WORK INSTRUCTIONS: Identify and copy all lines of the material where the string "tutto" is found.

RECORD EXTRACTS:
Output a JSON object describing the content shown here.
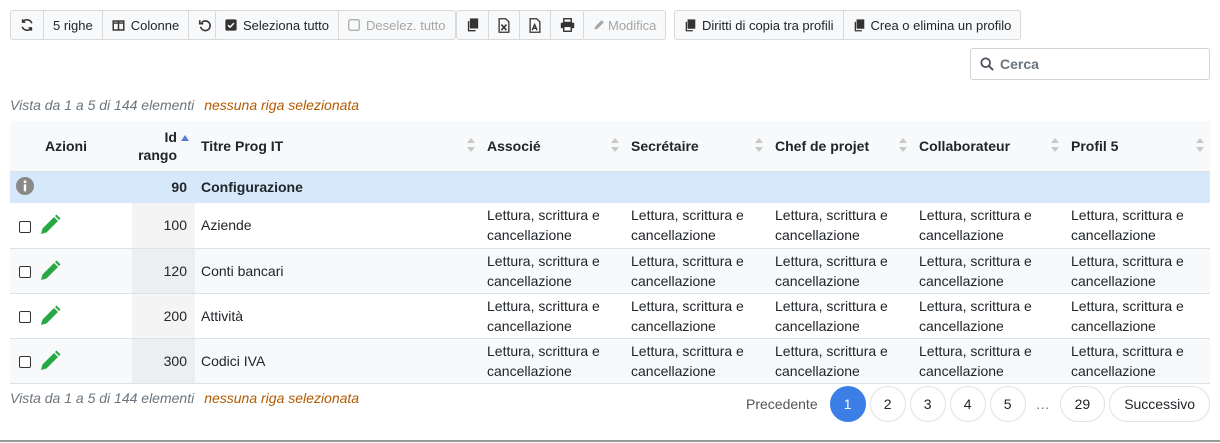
{
  "toolbar": {
    "rows_label": "5 righe",
    "columns_label": "Colonne",
    "select_all_label": "Seleziona tutto",
    "deselect_all_label": "Deselez. tutto",
    "edit_label": "Modifica",
    "copy_rights_label": "Diritti di copia tra profili",
    "create_delete_label": "Crea o elimina un profilo"
  },
  "search": {
    "placeholder": "Cerca"
  },
  "info": {
    "count_text": "Vista da 1 a 5 di 144 elementi",
    "selection_text": "nessuna riga selezionata"
  },
  "table": {
    "headers": {
      "actions": "Azioni",
      "id_line1": "Id",
      "id_line2": "rango",
      "title": "Titre Prog IT",
      "col1": "Associé",
      "col2": "Secrétaire",
      "col3": "Chef de projet",
      "col4": "Collaborateur",
      "col5": "Profil 5"
    },
    "group": {
      "id": "90",
      "name": "Configurazione"
    },
    "rows": [
      {
        "id": "100",
        "name": "Aziende",
        "perm_line1": "Lettura, scrittura e",
        "perm_line2": "cancellazione"
      },
      {
        "id": "120",
        "name": "Conti bancari",
        "perm_line1": "Lettura, scrittura e",
        "perm_line2": "cancellazione"
      },
      {
        "id": "200",
        "name": "Attività",
        "perm_line1": "Lettura, scrittura e",
        "perm_line2": "cancellazione"
      },
      {
        "id": "300",
        "name": "Codici IVA",
        "perm_line1": "Lettura, scrittura e",
        "perm_line2": "cancellazione"
      }
    ]
  },
  "pagination": {
    "prev": "Precedente",
    "pages": [
      "1",
      "2",
      "3",
      "4",
      "5"
    ],
    "ellipsis": "…",
    "last": "29",
    "next": "Successivo"
  },
  "colors": {
    "accent": "#3a7ee6",
    "group_row": "#d6e9fb",
    "edit_icon": "#28a745",
    "selection_text": "#b35900"
  }
}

SOLVED PROBLEM:
    "select_all_label": "Seleziona tutto",
    "deselect_all_label": "Deselez. tutto",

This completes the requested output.